- SET PROBLEM:
Copy out all the data, word for word.

* * * * *

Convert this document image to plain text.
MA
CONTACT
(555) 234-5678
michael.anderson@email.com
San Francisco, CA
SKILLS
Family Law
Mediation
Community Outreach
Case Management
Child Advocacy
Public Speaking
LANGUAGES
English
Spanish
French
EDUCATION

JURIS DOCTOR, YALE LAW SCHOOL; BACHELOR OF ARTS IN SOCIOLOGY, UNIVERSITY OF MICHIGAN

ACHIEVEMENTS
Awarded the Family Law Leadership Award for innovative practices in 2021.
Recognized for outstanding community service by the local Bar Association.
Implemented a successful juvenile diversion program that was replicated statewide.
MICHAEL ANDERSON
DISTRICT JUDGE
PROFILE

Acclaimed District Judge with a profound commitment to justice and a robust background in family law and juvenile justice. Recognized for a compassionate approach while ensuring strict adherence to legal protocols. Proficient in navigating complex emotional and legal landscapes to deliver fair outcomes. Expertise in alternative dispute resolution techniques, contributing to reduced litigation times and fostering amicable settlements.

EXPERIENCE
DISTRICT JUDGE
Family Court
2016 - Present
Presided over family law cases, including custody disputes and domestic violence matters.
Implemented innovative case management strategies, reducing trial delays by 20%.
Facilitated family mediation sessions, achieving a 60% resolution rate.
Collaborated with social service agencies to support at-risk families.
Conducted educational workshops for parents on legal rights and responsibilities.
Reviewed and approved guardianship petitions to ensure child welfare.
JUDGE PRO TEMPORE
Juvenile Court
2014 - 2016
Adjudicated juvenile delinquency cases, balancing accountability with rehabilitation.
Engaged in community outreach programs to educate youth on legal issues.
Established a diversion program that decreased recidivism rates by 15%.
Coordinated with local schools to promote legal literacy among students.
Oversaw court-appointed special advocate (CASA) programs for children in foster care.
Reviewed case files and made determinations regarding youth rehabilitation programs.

* * * * *

- COMPLETED TASK:
Convert this document image to plain text.
MA
CONTACT
(555) 234-5678
michael.anderson@email.com
San Francisco, CA
SKILLS
Family Law
Mediation
Community Outreach
Case Management
Child Advocacy
Public Speaking
LANGUAGES
English
Spanish
French
EDUCATION

JURIS DOCTOR, YALE LAW SCHOOL; BACHELOR OF ARTS IN SOCIOLOGY, UNIVERSITY OF MICHIGAN

ACHIEVEMENTS
Awarded the Family Law Leadership Award for innovative practices in 2021.
Recognized for outstanding community service by the local Bar Association.
Implemented a successful juvenile diversion program that was replicated statewide.
MICHAEL ANDERSON
DISTRICT JUDGE
PROFILE

Acclaimed District Judge with a profound commitment to justice and a robust background in family law and juvenile justice. Recognized for a compassionate approach while ensuring strict adherence to legal protocols. Proficient in navigating complex emotional and legal landscapes to deliver fair outcomes. Expertise in alternative dispute resolution techniques, contributing to reduced litigation times and fostering amicable settlements.

EXPERIENCE
DISTRICT JUDGE
Family Court
2016 - Present
Presided over family law cases, including custody disputes and domestic violence matters.
Implemented innovative case management strategies, reducing trial delays by 20%.
Facilitated family mediation sessions, achieving a 60% resolution rate.
Collaborated with social service agencies to support at-risk families.
Conducted educational workshops for parents on legal rights and responsibilities.
Reviewed and approved guardianship petitions to ensure child welfare.
JUDGE PRO TEMPORE
Juvenile Court
2014 - 2016
Adjudicated juvenile delinquency cases, balancing accountability with rehabilitation.
Engaged in community outreach programs to educate youth on legal issues.
Established a diversion program that decreased recidivism rates by 15%.
Coordinated with local schools to promote legal literacy among students.
Oversaw court-appointed special advocate (CASA) programs for children in foster care.
Reviewed case files and made determinations regarding youth rehabilitation programs.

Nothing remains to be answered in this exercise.